▸ **To do**: Copy out, word for word, the lines from the one containing "legend-circle-marker xyxy=(1595,316,1623,344)" to the one containing "data-point-circle xyxy=(2260,927,2288,955)", both included.
>>
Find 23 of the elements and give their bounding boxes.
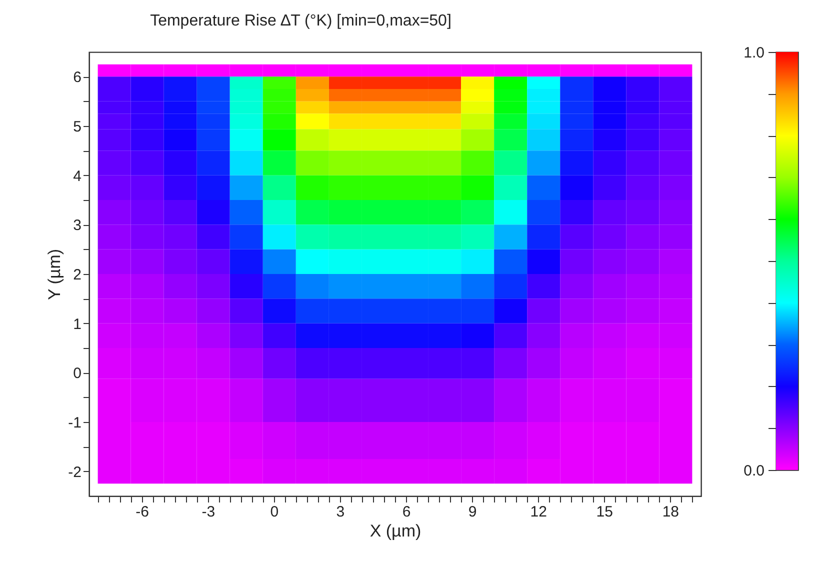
x-axis-title: X (µm) [370, 522, 422, 540]
x-tick-label: 6 [402, 504, 411, 520]
x-tick-label: -6 [136, 504, 150, 520]
x-tick-label: 0 [270, 504, 279, 520]
x-tick-label: 18 [662, 504, 680, 520]
color-bar-label: 1.0 [744, 44, 764, 62]
y-axis-title: Y (µm) [45, 248, 64, 300]
y-tick-label: 6 [73, 69, 82, 86]
x-tick-label: 15 [596, 504, 613, 520]
y-tick-label: 1 [73, 316, 82, 333]
y-tick-label: 2 [73, 266, 82, 284]
y-tick-label: -2 [68, 464, 82, 481]
x-tick-label: 12 [530, 504, 547, 520]
x-tick-label: 3 [336, 504, 345, 520]
y-tick-label: 5 [73, 118, 82, 136]
y-tick-label: 0 [73, 365, 82, 382]
y-tick-label: 3 [73, 217, 82, 234]
y-tick-label: 4 [73, 168, 82, 185]
color-bar-label: 0.0 [744, 462, 764, 480]
x-tick-label: -3 [202, 504, 216, 520]
chart-title: Temperature Rise ∆T (°K) [min=0,max=50] [150, 12, 452, 30]
y-tick-label: -1 [68, 414, 82, 432]
x-tick-label: 9 [468, 504, 477, 520]
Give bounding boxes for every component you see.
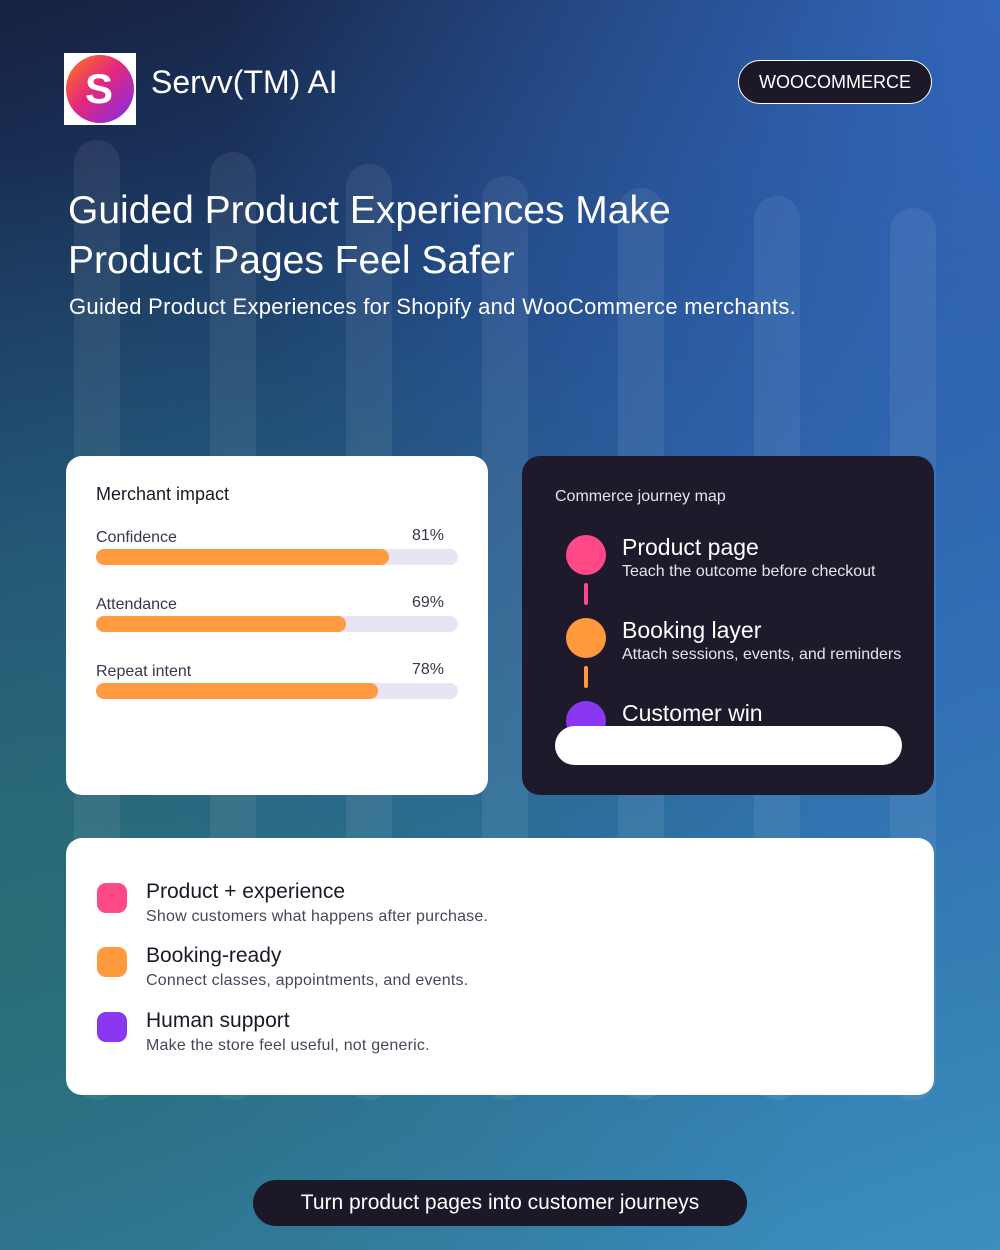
logo: S [64,53,136,125]
step-connector [584,666,588,688]
feature-icon [97,883,127,913]
svg-text:S: S [85,65,113,112]
metric-label: Confidence [96,529,177,546]
metric-value: 81% [411,527,444,544]
bar [96,549,390,565]
journey-card: Commerce journey map Product page Teach … [522,456,934,795]
step-dot [566,535,606,575]
step-connector [584,583,588,605]
headline-line: Guided Product Experiences Make [68,189,671,232]
subtitle: Guided Product Experiences for Shopify a… [69,294,797,319]
impact-card: Merchant impact Confidence 81% Attendance 6… [66,456,488,795]
step-title: Booking layer [622,617,762,643]
cta-button[interactable]: Turn product pages into customer journey… [253,1180,747,1226]
bar-track [96,616,458,632]
feature-title: Product + experience [146,880,346,903]
bar [96,683,379,699]
metric-value: 78% [411,661,444,678]
card-title: Commerce journey map [555,488,726,505]
card-title: Merchant impact [96,484,230,504]
bar [96,616,346,632]
brand: Servv(TM) AI [151,64,338,100]
feature-text: Show customers what happens after purcha… [146,908,489,925]
feature-icon [97,1012,127,1042]
feature-text: Connect classes, appointments, and event… [146,972,469,989]
metric-label: Attendance [96,596,177,613]
feature-title: Booking-ready [146,944,282,967]
headline-line: Product Pages Feel Safer [68,239,515,282]
features-card: Product + experience Show customers what… [66,838,934,1095]
step-dot [566,618,606,658]
bar-track [96,549,458,565]
feature-title: Human support [146,1009,290,1032]
step-text: Attach sessions, events, and reminders [622,646,902,663]
headline: Guided Product Experiences Make Product … [68,186,671,286]
feature-text: Make the store feel useful, not generic. [146,1037,430,1054]
step-title: Customer win [622,700,763,726]
feature-icon [97,947,127,977]
bar-track [96,683,458,699]
step-title: Product page [622,534,759,560]
metric-label: Repeat intent [96,663,192,680]
overlay-pill [555,726,902,765]
step-text: Teach the outcome before checkout [622,563,876,580]
metric-value: 69% [411,594,444,611]
badge[interactable]: WOOCOMMERCE [738,60,932,104]
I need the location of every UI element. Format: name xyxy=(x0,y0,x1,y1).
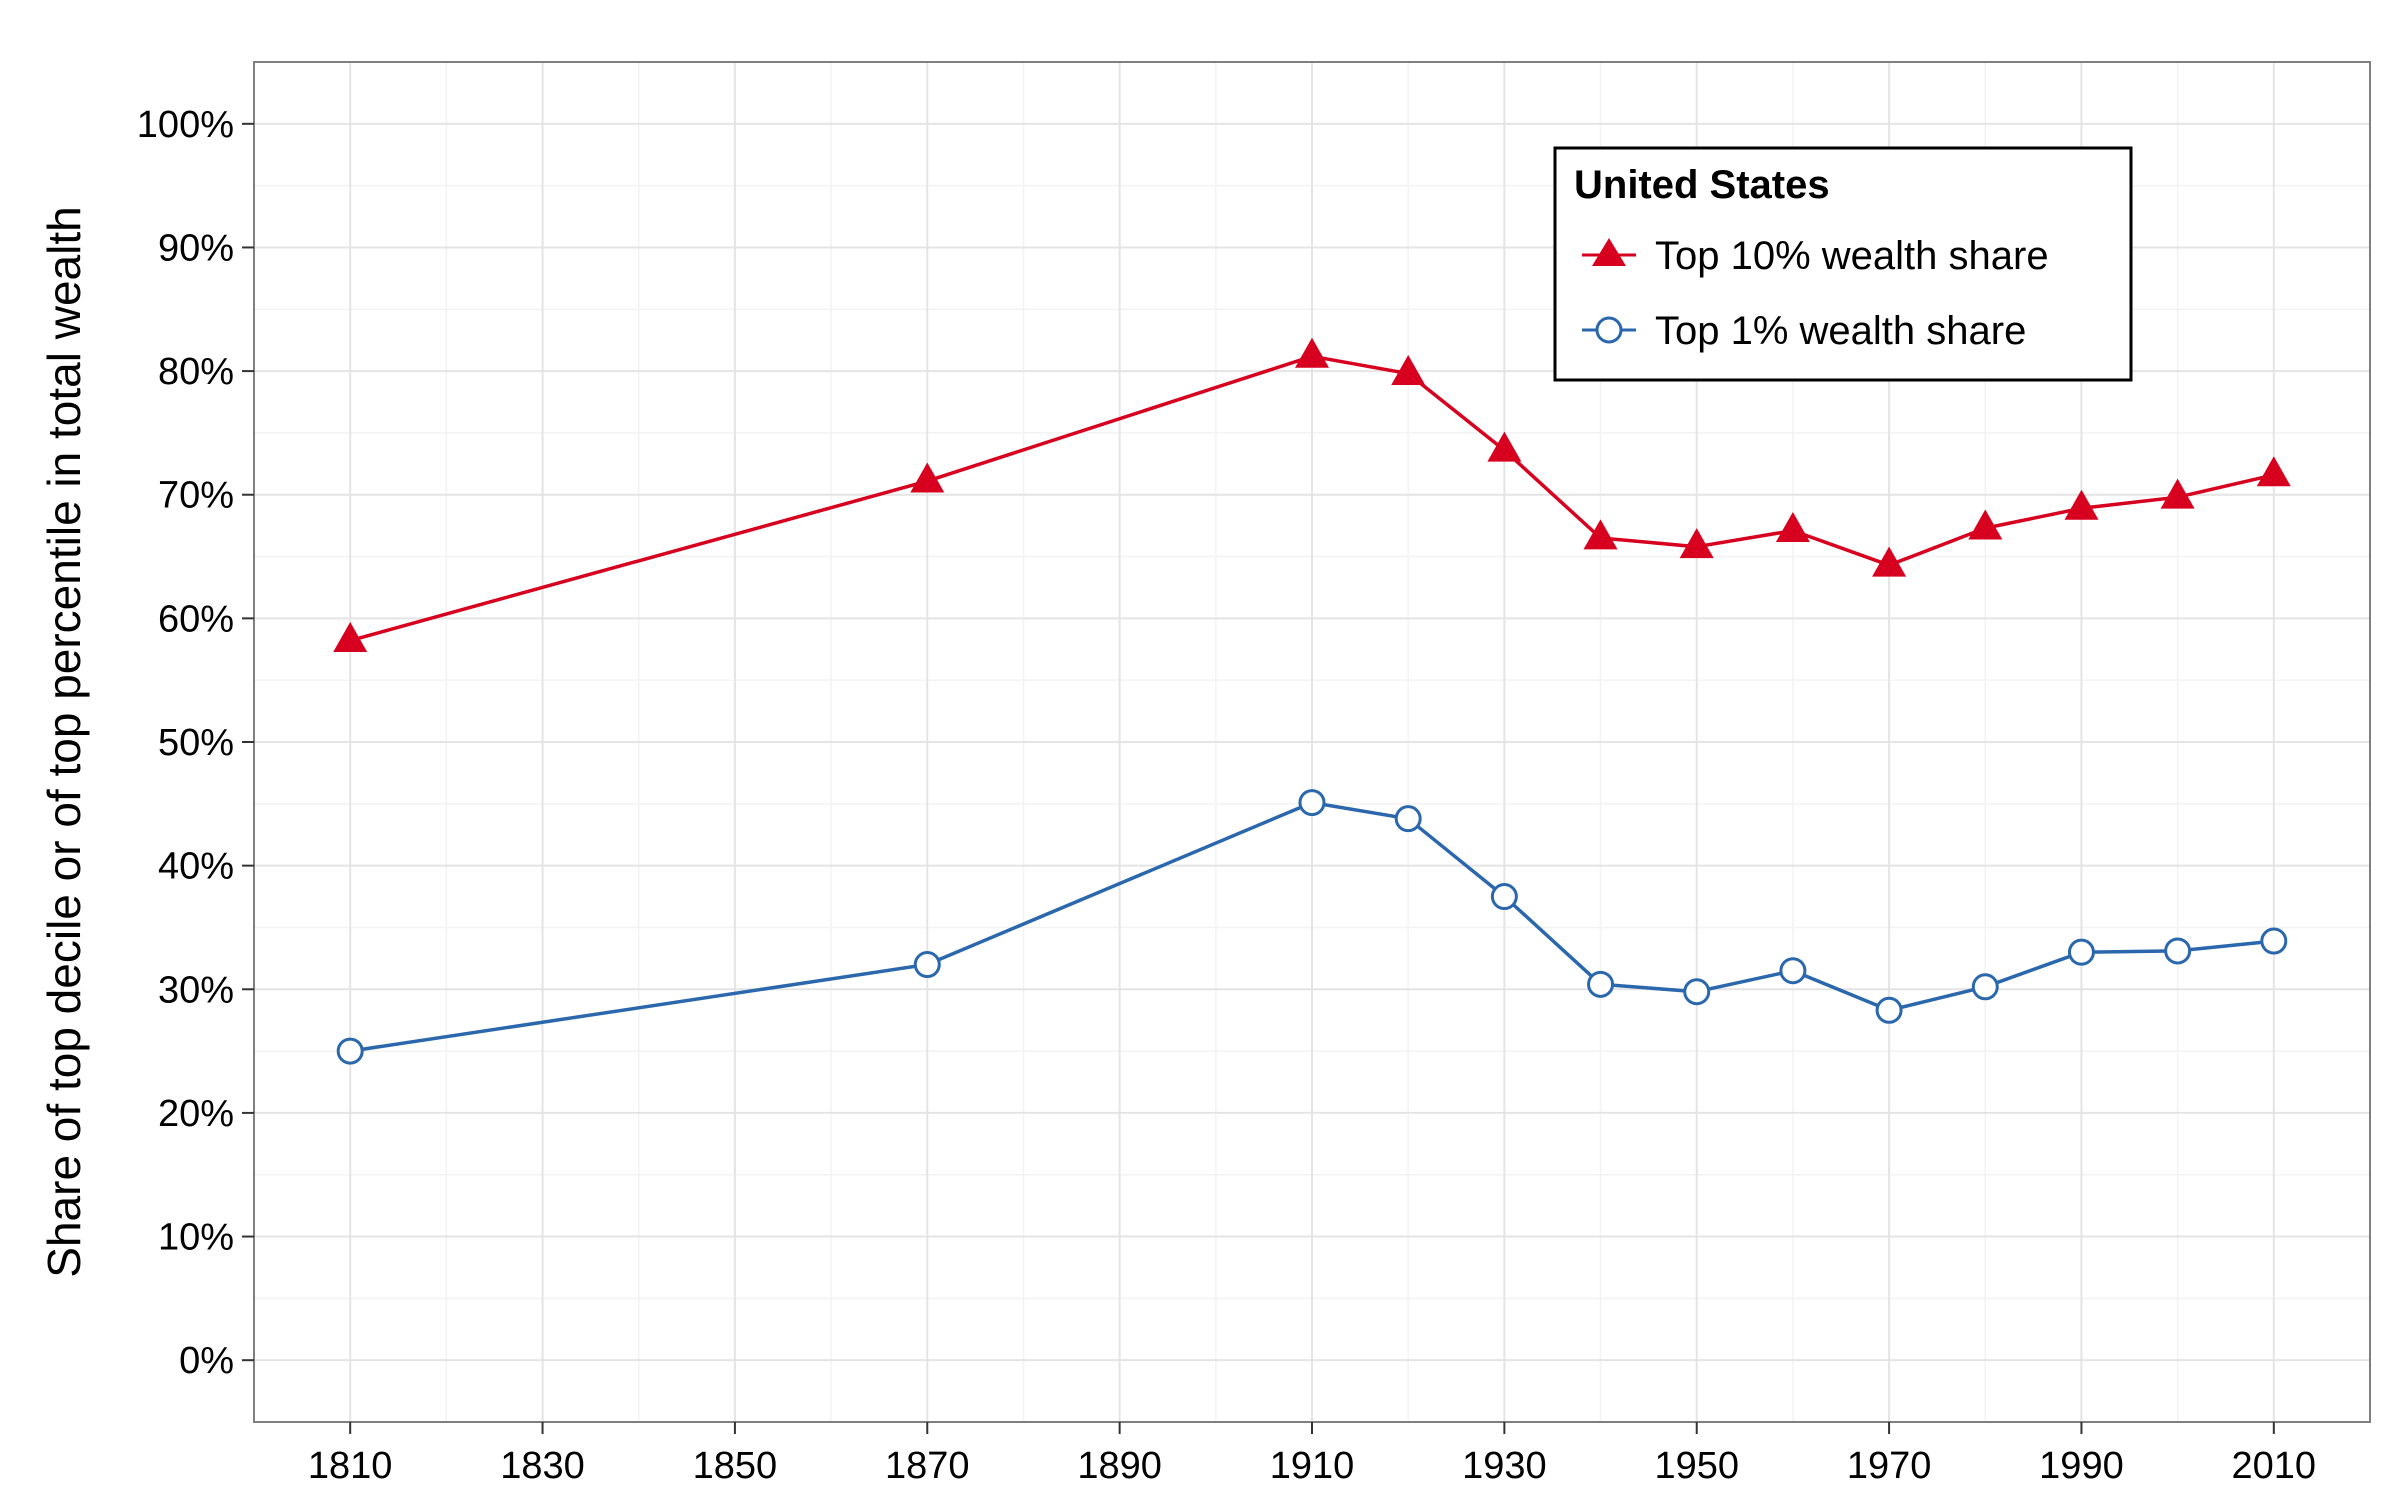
legend-circle-marker xyxy=(1595,316,1623,344)
x-tick-label: 2010 xyxy=(2232,1445,2317,1487)
x-tick-label: 1890 xyxy=(1077,1445,1162,1487)
legend-label-top10: Top 10% wealth share xyxy=(1655,234,2049,278)
y-tick-label: 70% xyxy=(158,475,234,517)
y-axis: 0% 10% 20% 30% 40% 50% 60% 70% 80% 90% 100% xyxy=(137,104,254,1382)
data-point-circle xyxy=(1971,973,1999,1001)
data-point-circle xyxy=(1587,970,1615,998)
data-point-triangle xyxy=(1391,355,1426,385)
data-point-circle xyxy=(1394,805,1422,833)
data-point-circle xyxy=(2260,927,2288,955)
x-tick-label: 1870 xyxy=(885,1445,970,1487)
data-point-triangle xyxy=(2160,478,2195,509)
data-point-triangle xyxy=(910,462,945,493)
x-tick-label: 1910 xyxy=(1270,1445,1355,1487)
series-top10 xyxy=(333,337,2291,652)
y-axis-title: Share of top decile or of top percentile… xyxy=(38,206,90,1277)
y-tick-label: 30% xyxy=(158,969,234,1011)
x-axis: 1810 1830 1850 1870 1890 1910 1930 1950 1970 1990… xyxy=(308,1422,2316,1487)
legend: United States Top 10% wealth share Top 1… xyxy=(1553,146,2133,382)
data-point-triangle xyxy=(1487,431,1522,462)
x-tick-label: 1970 xyxy=(1847,1445,1932,1487)
data-point-circle xyxy=(1490,883,1518,911)
x-tick-label: 1850 xyxy=(693,1445,778,1487)
x-tick-label: 1930 xyxy=(1462,1445,1547,1487)
data-point-triangle xyxy=(1679,528,1714,559)
y-tick-label: 40% xyxy=(158,846,234,888)
legend-box xyxy=(1553,146,2133,382)
data-point-triangle xyxy=(2064,489,2099,520)
y-tick-label: 80% xyxy=(158,351,234,393)
y-tick-label: 100% xyxy=(137,104,234,146)
data-point-triangle xyxy=(1775,512,1810,542)
legend-item-top10: Top 10% wealth share xyxy=(1582,234,2049,278)
data-point-circle xyxy=(1298,789,1326,817)
legend-triangle-marker xyxy=(1592,238,1626,266)
y-tick-label: 60% xyxy=(158,598,234,640)
data-point-circle xyxy=(2164,937,2192,965)
x-tick-label: 1830 xyxy=(500,1445,585,1487)
data-point-circle xyxy=(1875,996,1903,1024)
data-point-circle xyxy=(1683,978,1711,1006)
data-point-triangle xyxy=(1968,509,2003,540)
legend-title: United States xyxy=(1574,163,1830,207)
data-point-circle xyxy=(913,951,941,979)
data-point-circle xyxy=(2067,938,2095,966)
y-tick-label: 10% xyxy=(158,1217,234,1259)
data-point-circle xyxy=(336,1037,364,1065)
series-top1 xyxy=(336,789,2288,1065)
y-tick-label: 50% xyxy=(158,722,234,764)
data-point-triangle xyxy=(1583,519,1618,550)
data-point-circle xyxy=(1779,957,1807,985)
legend-label-top1: Top 1% wealth share xyxy=(1655,309,2026,353)
data-point-triangle xyxy=(2256,456,2291,487)
data-point-triangle xyxy=(1872,546,1907,577)
data-point-triangle xyxy=(333,622,368,652)
y-tick-label: 0% xyxy=(179,1340,234,1382)
x-tick-label: 1990 xyxy=(2039,1445,2124,1487)
legend-item-top1: Top 1% wealth share xyxy=(1582,309,2026,353)
x-tick-label: 1810 xyxy=(308,1445,393,1487)
data-point-triangle xyxy=(1295,337,1329,368)
y-tick-label: 90% xyxy=(158,227,234,269)
y-tick-label: 20% xyxy=(158,1093,234,1135)
x-tick-label: 1950 xyxy=(1654,1445,1739,1487)
series-layer xyxy=(333,337,2291,1065)
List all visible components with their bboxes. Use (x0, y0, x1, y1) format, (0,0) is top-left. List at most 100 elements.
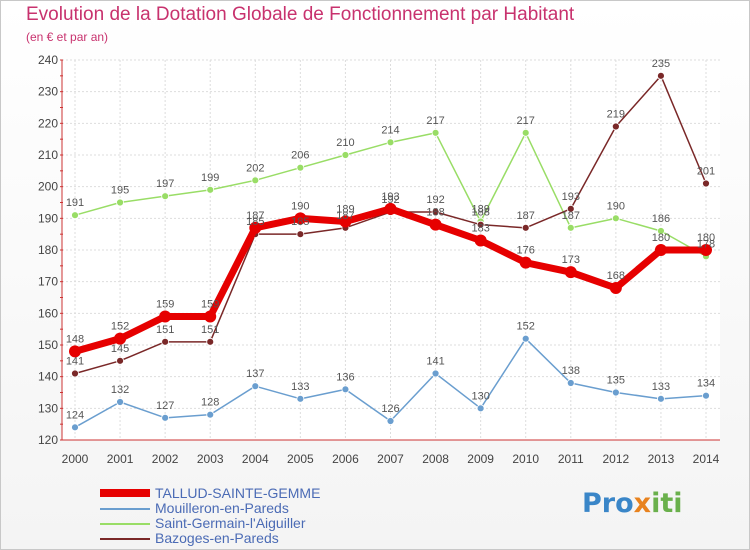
x-tick-label: 2001 (107, 452, 134, 466)
data-label: 124 (66, 409, 84, 421)
data-label: 133 (291, 381, 309, 393)
y-tick-label: 150 (38, 338, 58, 352)
data-point (654, 244, 667, 256)
data-point (296, 394, 305, 403)
data-point (251, 176, 260, 185)
data-point (429, 218, 442, 231)
data-point (161, 337, 170, 346)
legend-label-mouilleron: Mouilleron-en-Pareds (155, 500, 289, 516)
y-tick-label: 120 (38, 433, 58, 447)
data-label: 176 (517, 245, 535, 257)
data-label: 187 (336, 210, 354, 222)
data-label: 137 (246, 368, 264, 380)
data-point (71, 211, 79, 220)
data-label: 193 (562, 191, 580, 203)
data-point (702, 179, 710, 188)
data-point (116, 398, 124, 406)
data-label: 134 (697, 378, 715, 390)
data-point (476, 220, 485, 229)
data-point (609, 282, 622, 294)
legend-label-saint-germain: Saint-Germain-l'Aiguiller (155, 515, 306, 531)
legend-swatch-bazoges (100, 538, 150, 540)
data-point (702, 391, 710, 400)
data-label: 190 (607, 200, 625, 212)
legend-swatch-saint-germain (100, 523, 150, 525)
x-tick-label: 2005 (287, 452, 314, 466)
data-label: 190 (291, 200, 309, 212)
legend-swatch-tallud (100, 489, 150, 497)
data-point (566, 223, 575, 232)
y-tick-label: 130 (38, 401, 58, 415)
data-label: 217 (426, 115, 444, 127)
data-label: 219 (607, 109, 625, 121)
data-point (249, 221, 262, 234)
data-label: 152 (111, 321, 129, 333)
data-label: 151 (156, 324, 174, 336)
data-label: 210 (336, 137, 354, 149)
data-label: 189 (336, 204, 354, 216)
data-point (700, 244, 712, 256)
x-tick-label: 2002 (152, 452, 179, 466)
legend-swatch-mouilleron (100, 508, 150, 510)
data-label: 178 (697, 238, 715, 250)
data-label: 128 (201, 397, 219, 409)
data-label: 235 (652, 58, 670, 70)
x-tick-label: 2003 (197, 452, 224, 466)
data-point (161, 413, 170, 422)
data-label: 214 (381, 124, 399, 136)
chart-subtitle: (en € et par an) (26, 30, 109, 44)
data-point (204, 310, 217, 323)
data-label: 127 (156, 400, 174, 412)
data-point (386, 138, 395, 147)
data-label: 192 (381, 194, 399, 206)
data-point (431, 369, 440, 378)
data-point (657, 394, 665, 403)
logo-part-3: iti (651, 488, 683, 519)
y-tick-label: 210 (38, 148, 58, 162)
y-tick-label: 240 (38, 53, 58, 67)
data-label: 187 (517, 210, 535, 222)
data-point (296, 230, 305, 239)
y-tick-label: 180 (38, 243, 58, 257)
data-point (657, 227, 665, 235)
data-label: 193 (381, 191, 399, 203)
data-point (521, 223, 530, 232)
data-point (206, 185, 215, 194)
data-point (566, 379, 575, 387)
y-tick-label: 190 (38, 211, 58, 225)
data-label: 173 (562, 254, 580, 266)
data-point (564, 266, 577, 279)
data-label: 133 (652, 381, 670, 393)
data-point (159, 310, 172, 323)
data-label: 187 (246, 210, 264, 222)
x-tick-label: 2004 (242, 452, 269, 466)
data-label: 192 (426, 194, 444, 206)
data-point (114, 332, 127, 345)
y-tick-label: 220 (38, 116, 58, 130)
data-point (476, 404, 485, 413)
x-tick-label: 2014 (693, 452, 720, 466)
data-point (521, 128, 530, 137)
data-label: 141 (426, 356, 444, 368)
x-tick-label: 2007 (377, 452, 404, 466)
legend-label-tallud: TALLUD-SAINTE-GEMME (155, 485, 321, 501)
data-label: 185 (246, 216, 264, 228)
data-point (386, 417, 395, 425)
data-label: 159 (156, 299, 174, 311)
data-label: 187 (562, 210, 580, 222)
data-label: 126 (381, 403, 399, 415)
y-tick-label: 200 (38, 180, 58, 194)
x-tick-label: 2000 (62, 452, 89, 466)
data-point (521, 334, 530, 343)
data-point (611, 122, 620, 131)
data-point (519, 256, 532, 269)
data-label: 197 (156, 178, 174, 190)
data-label: 136 (336, 371, 354, 383)
x-tick-label: 2009 (467, 452, 494, 466)
data-label: 183 (471, 223, 489, 235)
data-label: 148 (66, 333, 84, 345)
data-label: 206 (291, 150, 309, 162)
data-label: 130 (471, 390, 489, 402)
data-point (206, 337, 215, 346)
<<
▸ **Task solution**:
legend-circle-marker xyxy=(1595,316,1623,344)
x-tick-label: 2010 xyxy=(2232,1445,2317,1487)
x-tick-label: 1890 xyxy=(1077,1445,1162,1487)
legend-label-top10: Top 10% wealth share xyxy=(1655,234,2049,278)
y-tick-label: 70% xyxy=(158,475,234,517)
y-axis: 0% 10% 20% 30% 40% 50% 60% 70% 80% 90% 100% xyxy=(137,104,254,1382)
data-point-circle xyxy=(1971,973,1999,1001)
data-point-circle xyxy=(1587,970,1615,998)
data-point-triangle xyxy=(1391,355,1426,385)
data-point-circle xyxy=(1394,805,1422,833)
data-point-circle xyxy=(2260,927,2288,955)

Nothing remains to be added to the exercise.